È quella che fa sì che il crimine si travesta da legalità.

È in questi contesti che si compie quella che potremmo chiamare la metamorfosi finale delle organizzazioni mafiose: dal crimine clandestino all’amministrazione del potere.

Il crimine non ha più bisogno di nascondersi, perché si fa legge.

Delibere comunali che si transformano in mandati di estorsione legalizzati.
Gare d’appalto confezionate per le imprese conniventi.
Concorsi pubblici che premiano i predestinati.
Lavori in somma urgenza da aggiudicare ai sodali.
Il tutto, ovviamente, a partire da procedure apparentemente ineccepibili.

Queste mafiopoli sono assurte a centrali operative del nuovo potere criminale.
È qui che si forgiano le classi dirigenti corrotte, che si collaudano le strategie per saccheggiare le risorse comuni, che si fa pratica per poi magari estendere il modello a ogni snodo del potere.

È in questi contesti che i politici, i dirigenti, i presidenti di commissione, i vertici degli uffici si comportano come veri e propri mammasantissima.
Non come pedine di un’organizzazione esterna, ma come l’organizzazione in sé.
Non sono più wannabe.
Sono la mafia in senso pieno.

Le classi dirigenti di queste mafiopoli si sono appropriate di una prerogativa che i boss tradizionali non osavano nemmeno sognare: quella di modificare le regole del gioco a proprio vantaggio, senza che nessuno possa fermarle.

Sezione dati
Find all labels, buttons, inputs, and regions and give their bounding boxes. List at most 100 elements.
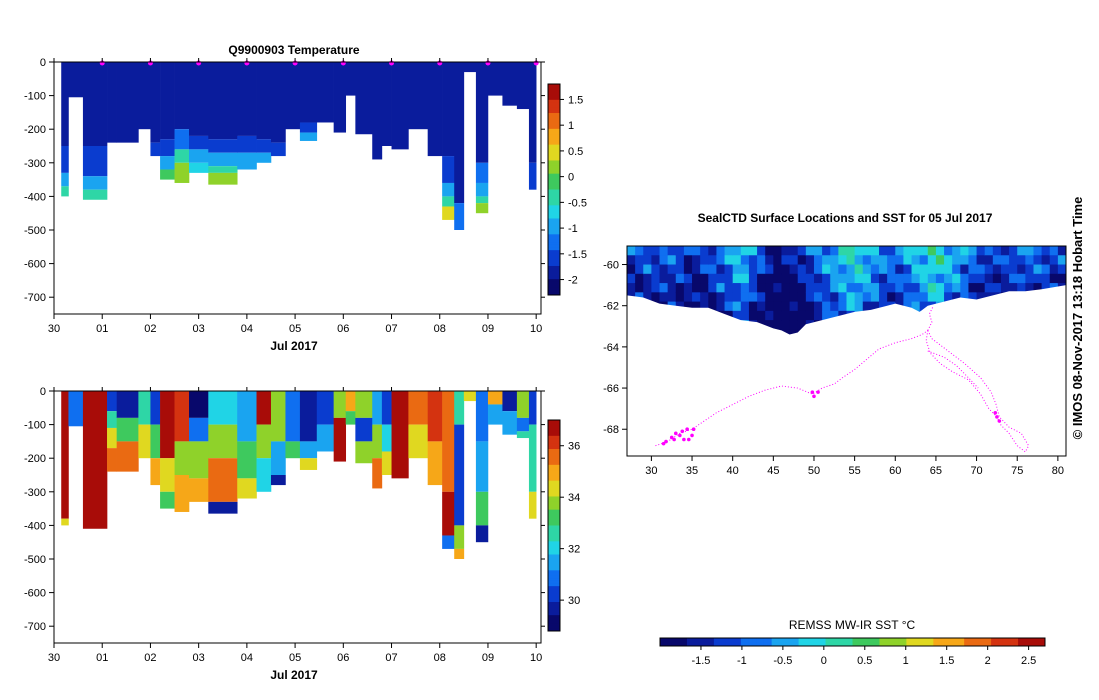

Cosa farai
[a] Secondo il testo sulle mafiopoli, di quale prerogativa si sono appropriate le classi dirigenti, una prerogativa che i boss tradizionali non osavano nemmeno sognare?
[b] Indica se ciascuna affermazione concorda con il testo sulle mafiopoli, rispondendo sì o no e citando le parole del testo che lo stabiliscono: (i) in questi contesti il crimine ha ancora bisogno di nascondersi; (ii) politici e dirigenti si comportano come pedine di un'organizzazione esterna; (iii) le gare d'appalto vengono confezionate per le imprese conniventi.
[c] Scrivi il seguito del testo sulle mafiopoli, cominciando subito dopo la sua ultima frase.
Il materiale non ha alcun ruolo in questo lavoro.

Risposte
[a] Quella di modificare le regole del gioco a proprio vantaggio, senza che nessuno possa fermarle.

[b]
(i) No: "Il crimine non ha più bisogno di nascondersi, perché si fa legge."
(ii) No: "Non come pedine di un’organizzazione esterna, ma come l’organizzazione in sé."
(iii) Sì: "Gare d’appalto confezionate per le imprese conniventi."

[c]
Il condizionamento delle istituzioni da parte di questi individui è un fenomeno diffuso e allarmante. Sfruttando il loro potere, minacciano e corrompono chiunque sia sul loro percorso, eliminano ogni forma di dissenso, ogni resistenza, ogni voce critica, manipolando le decisioni e creando un clima di omertà e complicità. Pur di raggiungere i propri biechi obiettivi.

Un capomafia può corrompere, intimidire, annientare esistenze. Un sindaco deviato può fare tutto questo e chiamarlo “atto amministrativo”; l’assessore può distribuire favori; il dirigente può predisporre procedure illegittime; il presidente può blindare le gare per i propri protetti.

È una macchina che si muove come un potere autocratico, che si fa sovrano senza alcun contrappeso.

A supporto di questa rete di corruzione vi sono ingenti risorse economiche -ovviamente di provenienza pubblica- che anziché servire la comunità foraggiano agende personali; finanziano avvocati dalla dubbia integrità; arruolano professionisti senza scrupoli, disposti a ogni compromesso pur di mantenere il loro potere.

Questa nuova stirpe di criminali istituzionali rappresenta l’evoluzione darwiniana della criminalità di stampo mafioso.
Ha conservato tutti i vizi della mafia tradizionale – cupidigia, violenza, controllo territoriale – eliminandone i limiti: clandestinità e illegalità formale. Gli strumenti coercitivi si sono affinati: l’arma da fuoco, il racket, le intimidazioni sono state rimpiazzate dall’ordinanza comunale.

È una nuova mafia protetta dall’immunità istituzionale e dalla compiacenza di un sistema che ha smesso di distinguere tra lecito e illecito.

Di fronte a questa infiltrazione subdola, i vili, gli ignavi e i pusillanimi sono i più vulnerabili sia alle minacce che alle lusinghe. La corruzione, dal livello più basso al più alto, mina la fiducia nell’integrità delle istituzioni tutte e mette sempre più a rischio la stabilità democratica.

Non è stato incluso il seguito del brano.